§ Attività da svolgere
a: Cita testualmente dall'articolo sul pasto assistito il brano che va da "Basti pensare che" fino a "in questo settore." compreso.
b: Traduci in inglese questa frase dell'articolo sul pasto assistito: "Basti pensare che nel 2015 si sono rivolti ai servizi preposti dell’Usl 1 circa 50 nuovi pazienti che hanno problemi alimentari e sono state erogate 1.300 prestazioni da dietiste e psicologi in questo settore."
─── Estratto fornito
Anoressia e bulimia, c’è il “pasto assistito”

Accordo tra direzione strategica di via Feltre e associazione Margherita per gestire il progetto

BELLUNO. Si chiama “Pasto assistito” il progetto che l’associazione Margherita ha messo in piedi con l’azienda sanitaria di Belluno a favore delle persone che soffrono di anoressia e bulimia. Patologie che interessano soprattutto la popolazione femminile e che sono sempre più diffuse.

Basti pensare che nel 2015 si sono rivolti ai servizi preposti dell’Usl 1 circa 50 nuovi pazienti che hanno problemi alimentari e sono state erogate 1.300 prestazioni da dietiste e psicologi in questo settore.

Il fenomeno, quindi, esiste e si diffonde anche in provincia di Belluno e per questo l’associazione Margherita, che lavora da tempo con il Centro dei disturbi del comportamento alimentare e con il servizio di psicologia ospedaliera, ha deciso di dare un aiuto.
──────
─── Record elencati
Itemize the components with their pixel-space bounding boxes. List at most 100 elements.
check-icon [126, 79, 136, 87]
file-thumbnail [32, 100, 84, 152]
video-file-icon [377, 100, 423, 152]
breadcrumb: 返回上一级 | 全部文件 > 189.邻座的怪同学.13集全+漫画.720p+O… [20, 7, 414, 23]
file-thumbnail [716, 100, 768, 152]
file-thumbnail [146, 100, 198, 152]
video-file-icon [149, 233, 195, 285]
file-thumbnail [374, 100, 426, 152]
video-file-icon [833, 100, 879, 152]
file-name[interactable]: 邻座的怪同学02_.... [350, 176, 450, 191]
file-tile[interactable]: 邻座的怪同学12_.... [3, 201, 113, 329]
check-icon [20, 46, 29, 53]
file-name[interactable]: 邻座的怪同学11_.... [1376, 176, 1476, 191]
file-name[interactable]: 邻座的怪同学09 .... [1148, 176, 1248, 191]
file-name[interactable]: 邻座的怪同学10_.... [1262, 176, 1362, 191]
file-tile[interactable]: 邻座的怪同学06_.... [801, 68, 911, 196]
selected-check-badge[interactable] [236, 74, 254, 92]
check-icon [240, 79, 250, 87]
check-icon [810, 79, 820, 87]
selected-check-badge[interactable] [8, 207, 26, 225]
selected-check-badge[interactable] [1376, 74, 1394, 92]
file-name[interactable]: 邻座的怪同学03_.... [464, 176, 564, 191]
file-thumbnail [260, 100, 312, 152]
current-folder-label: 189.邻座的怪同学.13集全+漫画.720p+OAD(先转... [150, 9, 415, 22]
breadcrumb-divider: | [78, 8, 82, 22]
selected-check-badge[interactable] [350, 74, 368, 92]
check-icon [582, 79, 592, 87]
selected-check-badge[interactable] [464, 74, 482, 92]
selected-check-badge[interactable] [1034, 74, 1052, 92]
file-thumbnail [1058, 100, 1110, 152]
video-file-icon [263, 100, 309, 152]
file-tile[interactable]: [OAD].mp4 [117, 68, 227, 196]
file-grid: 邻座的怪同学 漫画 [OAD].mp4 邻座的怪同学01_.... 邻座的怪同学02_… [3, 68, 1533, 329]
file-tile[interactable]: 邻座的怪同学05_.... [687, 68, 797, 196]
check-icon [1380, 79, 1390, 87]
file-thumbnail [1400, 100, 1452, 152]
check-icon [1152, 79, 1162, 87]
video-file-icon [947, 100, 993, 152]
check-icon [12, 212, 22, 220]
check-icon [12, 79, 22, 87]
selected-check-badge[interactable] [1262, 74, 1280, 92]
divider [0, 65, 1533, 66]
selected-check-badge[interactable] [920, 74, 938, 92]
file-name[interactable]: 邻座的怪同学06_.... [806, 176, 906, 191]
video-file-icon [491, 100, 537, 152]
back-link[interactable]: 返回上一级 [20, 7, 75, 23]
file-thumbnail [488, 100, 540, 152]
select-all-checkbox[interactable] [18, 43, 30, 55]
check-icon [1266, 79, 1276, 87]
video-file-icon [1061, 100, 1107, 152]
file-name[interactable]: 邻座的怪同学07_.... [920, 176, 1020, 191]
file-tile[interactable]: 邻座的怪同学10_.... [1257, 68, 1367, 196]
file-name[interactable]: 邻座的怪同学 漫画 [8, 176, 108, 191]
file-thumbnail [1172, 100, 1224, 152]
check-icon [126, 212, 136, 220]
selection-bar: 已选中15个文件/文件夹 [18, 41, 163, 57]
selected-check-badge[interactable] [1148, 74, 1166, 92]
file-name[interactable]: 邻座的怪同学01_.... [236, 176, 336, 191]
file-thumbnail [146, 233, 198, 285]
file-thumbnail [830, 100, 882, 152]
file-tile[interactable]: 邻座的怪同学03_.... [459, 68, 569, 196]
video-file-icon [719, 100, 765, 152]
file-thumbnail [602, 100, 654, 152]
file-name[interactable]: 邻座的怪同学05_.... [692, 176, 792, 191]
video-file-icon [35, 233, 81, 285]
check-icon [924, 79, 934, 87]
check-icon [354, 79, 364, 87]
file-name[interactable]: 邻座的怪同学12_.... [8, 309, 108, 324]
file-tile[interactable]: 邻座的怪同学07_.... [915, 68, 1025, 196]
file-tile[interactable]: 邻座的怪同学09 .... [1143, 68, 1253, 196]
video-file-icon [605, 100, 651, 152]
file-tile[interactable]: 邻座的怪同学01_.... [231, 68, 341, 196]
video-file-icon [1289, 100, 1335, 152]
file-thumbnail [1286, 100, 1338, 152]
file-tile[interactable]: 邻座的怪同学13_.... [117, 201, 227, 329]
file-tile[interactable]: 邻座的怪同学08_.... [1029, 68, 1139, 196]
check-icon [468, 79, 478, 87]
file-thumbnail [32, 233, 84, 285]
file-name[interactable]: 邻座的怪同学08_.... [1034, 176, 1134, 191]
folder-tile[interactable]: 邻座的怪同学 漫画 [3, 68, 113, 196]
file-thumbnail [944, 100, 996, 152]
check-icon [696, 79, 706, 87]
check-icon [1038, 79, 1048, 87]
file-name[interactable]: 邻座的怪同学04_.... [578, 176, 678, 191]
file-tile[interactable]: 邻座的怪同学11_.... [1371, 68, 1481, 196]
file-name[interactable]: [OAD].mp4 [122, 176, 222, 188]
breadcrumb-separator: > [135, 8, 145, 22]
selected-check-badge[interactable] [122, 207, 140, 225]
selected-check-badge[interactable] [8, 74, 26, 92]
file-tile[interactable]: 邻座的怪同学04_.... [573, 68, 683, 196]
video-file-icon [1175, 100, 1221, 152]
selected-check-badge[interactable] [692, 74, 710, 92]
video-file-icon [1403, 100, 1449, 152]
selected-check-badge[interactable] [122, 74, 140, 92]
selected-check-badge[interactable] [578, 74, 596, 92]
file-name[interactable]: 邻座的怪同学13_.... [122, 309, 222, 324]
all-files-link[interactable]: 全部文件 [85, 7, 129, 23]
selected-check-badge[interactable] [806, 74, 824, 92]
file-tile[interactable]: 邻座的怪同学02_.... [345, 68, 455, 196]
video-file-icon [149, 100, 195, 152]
──────
§ Risposte alle attività
a:
Basti pensare che nel 2015 si sono rivolti ai servizi preposti dell’Usl 1 circa 50 nuovi pazienti che hanno problemi alimentari e sono state erogate 1.300 prestazioni da dietiste e psicologi in questo settore.

b: Suffice it to say that in 2015 about 50 new patients with eating problems turned to the relevant services of Usl 1, and 1,300 services were provided by dietitians and psychologists in this field.